What you need to do:
Gather all lines with the word "decided" in them.
================================
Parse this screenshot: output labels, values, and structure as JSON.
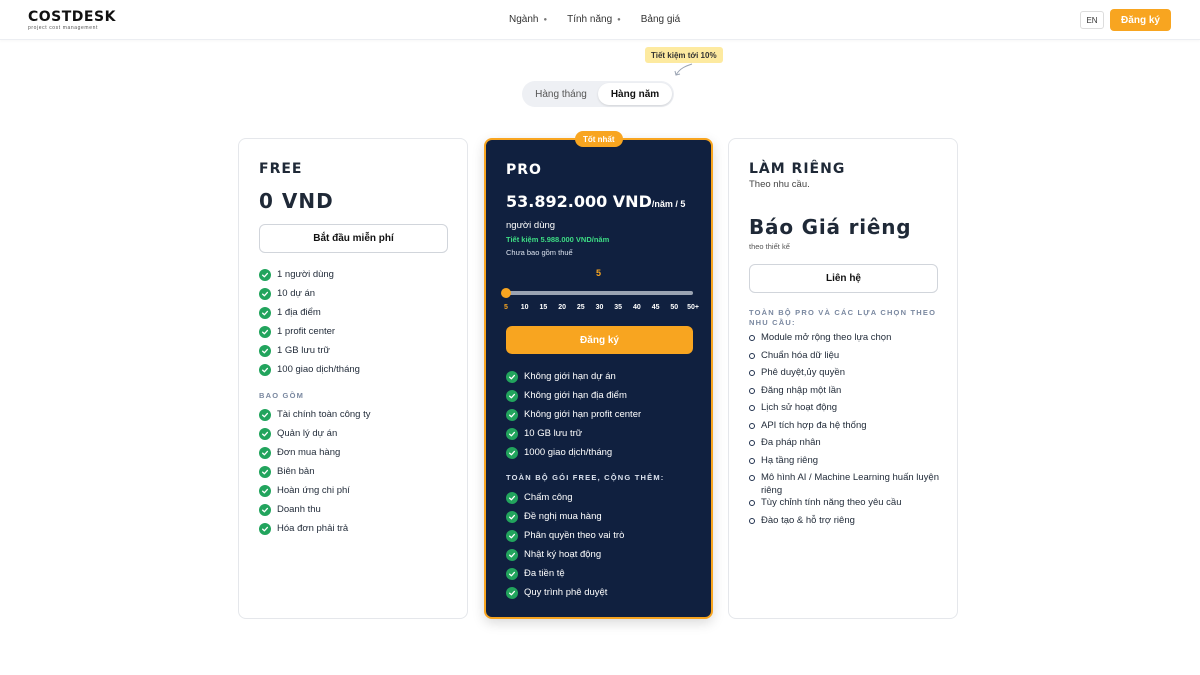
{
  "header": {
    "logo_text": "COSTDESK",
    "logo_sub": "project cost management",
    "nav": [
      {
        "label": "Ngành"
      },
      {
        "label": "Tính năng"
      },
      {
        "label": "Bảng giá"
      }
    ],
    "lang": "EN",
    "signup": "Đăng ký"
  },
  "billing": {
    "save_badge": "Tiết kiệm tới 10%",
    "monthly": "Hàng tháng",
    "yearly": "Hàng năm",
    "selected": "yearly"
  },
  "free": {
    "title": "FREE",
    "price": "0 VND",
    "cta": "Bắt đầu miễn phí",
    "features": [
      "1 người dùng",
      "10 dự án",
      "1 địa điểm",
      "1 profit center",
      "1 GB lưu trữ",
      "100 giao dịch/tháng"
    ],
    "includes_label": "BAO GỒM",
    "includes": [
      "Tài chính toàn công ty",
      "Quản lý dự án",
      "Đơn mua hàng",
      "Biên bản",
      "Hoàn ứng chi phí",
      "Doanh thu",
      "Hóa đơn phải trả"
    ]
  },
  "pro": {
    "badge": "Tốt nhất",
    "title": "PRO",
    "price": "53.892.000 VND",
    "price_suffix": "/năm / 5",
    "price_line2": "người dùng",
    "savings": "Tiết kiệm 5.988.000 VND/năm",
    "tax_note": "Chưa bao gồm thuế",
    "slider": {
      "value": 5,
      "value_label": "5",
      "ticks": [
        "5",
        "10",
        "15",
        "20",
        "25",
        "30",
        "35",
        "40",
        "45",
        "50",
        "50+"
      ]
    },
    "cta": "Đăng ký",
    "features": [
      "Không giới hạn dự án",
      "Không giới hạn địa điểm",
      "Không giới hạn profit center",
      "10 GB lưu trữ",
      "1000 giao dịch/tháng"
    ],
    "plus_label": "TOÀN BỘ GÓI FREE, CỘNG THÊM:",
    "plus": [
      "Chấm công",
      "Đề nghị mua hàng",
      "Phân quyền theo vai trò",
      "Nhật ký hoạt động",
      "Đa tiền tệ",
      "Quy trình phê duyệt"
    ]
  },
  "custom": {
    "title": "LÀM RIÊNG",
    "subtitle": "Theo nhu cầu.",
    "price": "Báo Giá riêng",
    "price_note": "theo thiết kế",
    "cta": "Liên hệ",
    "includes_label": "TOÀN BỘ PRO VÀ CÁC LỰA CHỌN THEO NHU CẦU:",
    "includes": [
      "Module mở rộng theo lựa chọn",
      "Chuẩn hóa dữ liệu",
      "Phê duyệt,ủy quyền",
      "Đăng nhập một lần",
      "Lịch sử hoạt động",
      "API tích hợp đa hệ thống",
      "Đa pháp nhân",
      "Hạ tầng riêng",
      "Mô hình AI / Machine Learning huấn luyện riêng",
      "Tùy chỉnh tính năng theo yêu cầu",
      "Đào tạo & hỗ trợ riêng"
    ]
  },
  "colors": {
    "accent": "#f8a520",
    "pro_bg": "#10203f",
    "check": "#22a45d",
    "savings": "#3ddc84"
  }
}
================================
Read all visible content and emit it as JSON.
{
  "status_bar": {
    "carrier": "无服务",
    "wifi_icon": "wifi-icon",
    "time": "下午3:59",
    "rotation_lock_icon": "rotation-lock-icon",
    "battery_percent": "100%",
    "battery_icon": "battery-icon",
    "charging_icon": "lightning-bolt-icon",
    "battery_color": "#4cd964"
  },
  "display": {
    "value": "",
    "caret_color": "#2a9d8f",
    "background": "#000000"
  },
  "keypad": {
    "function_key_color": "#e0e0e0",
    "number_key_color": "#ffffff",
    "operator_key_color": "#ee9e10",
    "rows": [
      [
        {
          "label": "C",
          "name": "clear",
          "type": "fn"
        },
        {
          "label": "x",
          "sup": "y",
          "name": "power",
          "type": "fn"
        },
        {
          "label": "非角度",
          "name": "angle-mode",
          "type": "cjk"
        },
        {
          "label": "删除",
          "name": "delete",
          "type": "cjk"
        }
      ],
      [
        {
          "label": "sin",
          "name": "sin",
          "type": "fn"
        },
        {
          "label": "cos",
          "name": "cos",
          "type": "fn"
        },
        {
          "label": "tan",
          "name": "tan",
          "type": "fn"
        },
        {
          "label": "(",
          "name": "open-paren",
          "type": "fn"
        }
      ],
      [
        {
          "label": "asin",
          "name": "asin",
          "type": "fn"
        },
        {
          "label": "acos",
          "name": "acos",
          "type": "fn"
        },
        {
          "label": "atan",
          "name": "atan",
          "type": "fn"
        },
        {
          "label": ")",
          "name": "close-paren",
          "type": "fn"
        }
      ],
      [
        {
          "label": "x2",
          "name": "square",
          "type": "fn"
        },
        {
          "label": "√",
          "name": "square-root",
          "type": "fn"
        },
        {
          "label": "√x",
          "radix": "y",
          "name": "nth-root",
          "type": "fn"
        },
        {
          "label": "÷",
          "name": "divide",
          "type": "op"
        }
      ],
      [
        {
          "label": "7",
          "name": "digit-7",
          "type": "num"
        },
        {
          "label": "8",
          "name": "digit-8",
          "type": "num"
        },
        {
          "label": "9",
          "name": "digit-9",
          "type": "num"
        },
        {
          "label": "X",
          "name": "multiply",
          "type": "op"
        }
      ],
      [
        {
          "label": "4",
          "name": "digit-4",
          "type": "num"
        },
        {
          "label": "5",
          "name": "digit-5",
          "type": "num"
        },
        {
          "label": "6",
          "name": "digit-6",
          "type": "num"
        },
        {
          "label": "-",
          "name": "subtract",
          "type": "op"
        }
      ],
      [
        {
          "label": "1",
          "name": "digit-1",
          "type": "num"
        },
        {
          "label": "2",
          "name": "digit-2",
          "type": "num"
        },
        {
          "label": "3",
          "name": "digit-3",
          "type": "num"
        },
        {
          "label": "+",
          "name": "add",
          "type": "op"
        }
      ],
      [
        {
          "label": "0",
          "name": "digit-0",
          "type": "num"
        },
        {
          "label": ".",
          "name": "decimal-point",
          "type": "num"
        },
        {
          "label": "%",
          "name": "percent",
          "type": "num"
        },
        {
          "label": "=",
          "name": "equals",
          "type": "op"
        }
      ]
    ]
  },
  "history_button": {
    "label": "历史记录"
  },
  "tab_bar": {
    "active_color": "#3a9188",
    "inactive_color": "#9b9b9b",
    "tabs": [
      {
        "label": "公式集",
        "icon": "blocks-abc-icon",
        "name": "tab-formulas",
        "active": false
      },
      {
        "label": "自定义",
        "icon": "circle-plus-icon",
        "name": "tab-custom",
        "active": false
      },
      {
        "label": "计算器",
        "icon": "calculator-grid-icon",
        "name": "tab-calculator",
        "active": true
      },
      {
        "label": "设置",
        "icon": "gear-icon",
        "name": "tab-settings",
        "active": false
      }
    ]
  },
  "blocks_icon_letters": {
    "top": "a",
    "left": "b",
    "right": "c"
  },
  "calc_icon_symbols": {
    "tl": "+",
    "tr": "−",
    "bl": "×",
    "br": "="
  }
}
================================
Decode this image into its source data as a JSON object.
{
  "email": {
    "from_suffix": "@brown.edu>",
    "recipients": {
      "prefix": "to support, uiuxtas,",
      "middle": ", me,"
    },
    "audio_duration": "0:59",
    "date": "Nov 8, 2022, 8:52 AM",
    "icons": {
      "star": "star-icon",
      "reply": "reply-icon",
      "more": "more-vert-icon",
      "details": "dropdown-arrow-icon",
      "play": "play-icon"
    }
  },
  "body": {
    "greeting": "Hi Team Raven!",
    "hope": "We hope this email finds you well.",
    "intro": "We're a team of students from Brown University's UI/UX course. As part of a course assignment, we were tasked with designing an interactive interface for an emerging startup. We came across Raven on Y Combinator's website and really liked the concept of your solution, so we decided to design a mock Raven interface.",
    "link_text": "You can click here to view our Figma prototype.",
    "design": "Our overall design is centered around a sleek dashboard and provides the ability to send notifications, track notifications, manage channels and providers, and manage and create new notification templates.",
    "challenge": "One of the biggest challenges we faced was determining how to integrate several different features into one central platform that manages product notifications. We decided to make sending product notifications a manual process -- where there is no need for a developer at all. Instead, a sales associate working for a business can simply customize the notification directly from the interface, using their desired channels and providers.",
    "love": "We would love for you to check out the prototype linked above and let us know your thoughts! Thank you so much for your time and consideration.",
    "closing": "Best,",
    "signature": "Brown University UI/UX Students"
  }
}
================================
Solution to this exercise:
    "intro": "We're a team of students from Brown University's UI/UX course. As part of a course assignment, we were tasked with designing an interactive interface for an emerging startup. We came across Raven on Y Combinator's website and really liked the concept of your solution, so we decided to design a mock Raven interface.",
    "challenge": "One of the biggest challenges we faced was determining how to integrate several different features into one central platform that manages product notifications. We decided to make sending product notifications a manual process -- where there is no need for a developer at all. Instead, a sales associate working for a business can simply customize the notification directly from the interface, using their desired channels and providers.",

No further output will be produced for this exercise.